Objective
Without altering anything, repeat each of the records.

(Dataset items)
....
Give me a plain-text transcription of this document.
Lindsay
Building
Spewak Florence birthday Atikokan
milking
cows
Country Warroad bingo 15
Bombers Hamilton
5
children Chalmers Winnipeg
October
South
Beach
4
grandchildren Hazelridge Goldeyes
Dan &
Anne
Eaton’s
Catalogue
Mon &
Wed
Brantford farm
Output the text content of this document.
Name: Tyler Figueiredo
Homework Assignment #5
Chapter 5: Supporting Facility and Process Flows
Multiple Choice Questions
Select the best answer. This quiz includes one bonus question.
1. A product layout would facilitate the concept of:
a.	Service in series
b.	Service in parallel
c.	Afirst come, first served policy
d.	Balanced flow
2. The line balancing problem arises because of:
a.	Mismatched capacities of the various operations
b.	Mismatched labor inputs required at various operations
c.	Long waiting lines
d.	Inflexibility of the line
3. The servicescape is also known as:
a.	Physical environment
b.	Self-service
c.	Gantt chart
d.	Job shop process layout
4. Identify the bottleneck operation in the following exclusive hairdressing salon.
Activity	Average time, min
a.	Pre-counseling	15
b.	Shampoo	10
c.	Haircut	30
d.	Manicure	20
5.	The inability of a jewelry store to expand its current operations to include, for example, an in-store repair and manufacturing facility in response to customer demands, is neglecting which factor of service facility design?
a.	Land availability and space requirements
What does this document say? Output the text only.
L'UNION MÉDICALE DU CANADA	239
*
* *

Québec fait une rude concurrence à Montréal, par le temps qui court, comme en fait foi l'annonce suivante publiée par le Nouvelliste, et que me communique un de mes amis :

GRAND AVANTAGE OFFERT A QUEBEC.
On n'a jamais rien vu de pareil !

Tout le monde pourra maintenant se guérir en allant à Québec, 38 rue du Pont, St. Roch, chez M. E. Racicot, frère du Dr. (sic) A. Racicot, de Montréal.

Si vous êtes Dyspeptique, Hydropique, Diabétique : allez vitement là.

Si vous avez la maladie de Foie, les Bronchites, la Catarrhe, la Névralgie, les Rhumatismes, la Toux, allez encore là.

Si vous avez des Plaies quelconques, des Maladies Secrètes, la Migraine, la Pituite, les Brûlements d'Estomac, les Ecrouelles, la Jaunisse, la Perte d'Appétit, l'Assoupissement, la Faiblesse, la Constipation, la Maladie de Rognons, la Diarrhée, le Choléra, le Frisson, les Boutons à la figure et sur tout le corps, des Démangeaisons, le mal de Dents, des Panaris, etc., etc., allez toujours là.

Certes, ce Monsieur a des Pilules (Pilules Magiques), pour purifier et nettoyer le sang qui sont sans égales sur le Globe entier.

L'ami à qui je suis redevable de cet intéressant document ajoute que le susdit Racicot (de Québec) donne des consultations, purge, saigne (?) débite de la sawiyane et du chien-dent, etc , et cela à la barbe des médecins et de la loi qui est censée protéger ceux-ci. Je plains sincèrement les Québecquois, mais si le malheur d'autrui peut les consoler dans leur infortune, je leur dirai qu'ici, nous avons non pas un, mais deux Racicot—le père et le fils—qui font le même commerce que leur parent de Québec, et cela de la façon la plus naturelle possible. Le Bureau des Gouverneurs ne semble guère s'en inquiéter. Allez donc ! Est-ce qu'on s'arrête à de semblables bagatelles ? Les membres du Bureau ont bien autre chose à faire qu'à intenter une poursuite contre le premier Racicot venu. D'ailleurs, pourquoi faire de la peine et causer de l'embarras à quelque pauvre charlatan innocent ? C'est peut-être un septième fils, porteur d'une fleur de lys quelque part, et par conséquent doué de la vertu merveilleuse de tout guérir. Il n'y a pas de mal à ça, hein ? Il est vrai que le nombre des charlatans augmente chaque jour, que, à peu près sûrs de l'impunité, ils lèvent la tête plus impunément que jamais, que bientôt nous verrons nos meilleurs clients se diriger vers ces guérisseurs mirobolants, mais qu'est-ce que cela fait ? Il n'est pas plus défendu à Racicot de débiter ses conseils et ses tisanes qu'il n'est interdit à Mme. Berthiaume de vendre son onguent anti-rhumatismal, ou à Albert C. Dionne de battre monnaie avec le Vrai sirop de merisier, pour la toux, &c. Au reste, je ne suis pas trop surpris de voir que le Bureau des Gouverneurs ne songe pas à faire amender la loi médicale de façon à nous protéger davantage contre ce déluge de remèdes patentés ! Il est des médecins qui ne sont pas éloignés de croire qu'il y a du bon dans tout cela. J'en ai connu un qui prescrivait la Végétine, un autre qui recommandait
....
The completed task
Give me a plain-text transcription of this document.
Lindsay
Building
Spewak Florence birthday Atikokan
milking
cows
Country Warroad bingo 15
Bombers Hamilton
5
children Chalmers Winnipeg
October
South
Beach
4
grandchildren Hazelridge Goldeyes
Dan &
Anne
Eaton’s
Catalogue
Mon &
Wed
Brantford farm
Output the text content of this document.
Name: Tyler Figueiredo
Homework Assignment #5
Chapter 5: Supporting Facility and Process Flows
Multiple Choice Questions
Select the best answer. This quiz includes one bonus question.
1. A product layout would facilitate the concept of:
a.	Service in series
b.	Service in parallel
c.	Afirst come, first served policy
d.	Balanced flow
2. The line balancing problem arises because of:
a.	Mismatched capacities of the various operations
b.	Mismatched labor inputs required at various operations
c.	Long waiting lines
d.	Inflexibility of the line
3. The servicescape is also known as:
a.	Physical environment
b.	Self-service
c.	Gantt chart
d.	Job shop process layout
4. Identify the bottleneck operation in the following exclusive hairdressing salon.
Activity	Average time, min
a.	Pre-counseling	15
b.	Shampoo	10
c.	Haircut	30
d.	Manicure	20
5.	The inability of a jewelry store to expand its current operations to include, for example, an in-store repair and manufacturing facility in response to customer demands, is neglecting which factor of service facility design?
a.	Land availability and space requirements
What does this document say? Output the text only.
L'UNION MÉDICALE DU CANADA	239
*
* *

Québec fait une rude concurrence à Montréal, par le temps qui court, comme en fait foi l'annonce suivante publiée par le Nouvelliste, et que me communique un de mes amis :

GRAND AVANTAGE OFFERT A QUEBEC.
On n'a jamais rien vu de pareil !

Tout le monde pourra maintenant se guérir en allant à Québec, 38 rue du Pont, St. Roch, chez M. E. Racicot, frère du Dr. (sic) A. Racicot, de Montréal.

Si vous êtes Dyspeptique, Hydropique, Diabétique : allez vitement là.

Si vous avez la maladie de Foie, les Bronchites, la Catarrhe, la Névralgie, les Rhumatismes, la Toux, allez encore là.

Si vous avez des Plaies quelconques, des Maladies Secrètes, la Migraine, la Pituite, les Brûlements d'Estomac, les Ecrouelles, la Jaunisse, la Perte d'Appétit, l'Assoupissement, la Faiblesse, la Constipation, la Maladie de Rognons, la Diarrhée, le Choléra, le Frisson, les Boutons à la figure et sur tout le corps, des Démangeaisons, le mal de Dents, des Panaris, etc., etc., allez toujours là.

Certes, ce Monsieur a des Pilules (Pilules Magiques), pour purifier et nettoyer le sang qui sont sans égales sur le Globe entier.

L'ami à qui je suis redevable de cet intéressant document ajoute que le susdit Racicot (de Québec) donne des consultations, purge, saigne (?) débite de la sawiyane et du chien-dent, etc , et cela à la barbe des médecins et de la loi qui est censée protéger ceux-ci. Je plains sincèrement les Québecquois, mais si le malheur d'autrui peut les consoler dans leur infortune, je leur dirai qu'ici, nous avons non pas un, mais deux Racicot—le père et le fils—qui font le même commerce que leur parent de Québec, et cela de la façon la plus naturelle possible. Le Bureau des Gouverneurs ne semble guère s'en inquiéter. Allez donc ! Est-ce qu'on s'arrête à de semblables bagatelles ? Les membres du Bureau ont bien autre chose à faire qu'à intenter une poursuite contre le premier Racicot venu. D'ailleurs, pourquoi faire de la peine et causer de l'embarras à quelque pauvre charlatan innocent ? C'est peut-être un septième fils, porteur d'une fleur de lys quelque part, et par conséquent doué de la vertu merveilleuse de tout guérir. Il n'y a pas de mal à ça, hein ? Il est vrai que le nombre des charlatans augmente chaque jour, que, à peu près sûrs de l'impunité, ils lèvent la tête plus impunément que jamais, que bientôt nous verrons nos meilleurs clients se diriger vers ces guérisseurs mirobolants, mais qu'est-ce que cela fait ? Il n'est pas plus défendu à Racicot de débiter ses conseils et ses tisanes qu'il n'est interdit à Mme. Berthiaume de vendre son onguent anti-rhumatismal, ou à Albert C. Dionne de battre monnaie avec le Vrai sirop de merisier, pour la toux, &c. Au reste, je ne suis pas trop surpris de voir que le Bureau des Gouverneurs ne songe pas à faire amender la loi médicale de façon à nous protéger davantage contre ce déluge de remèdes patentés ! Il est des médecins qui ne sont pas éloignés de croire qu'il y a du bon dans tout cela. J'en ai connu un qui prescrivait la Végétine, un autre qui recommandait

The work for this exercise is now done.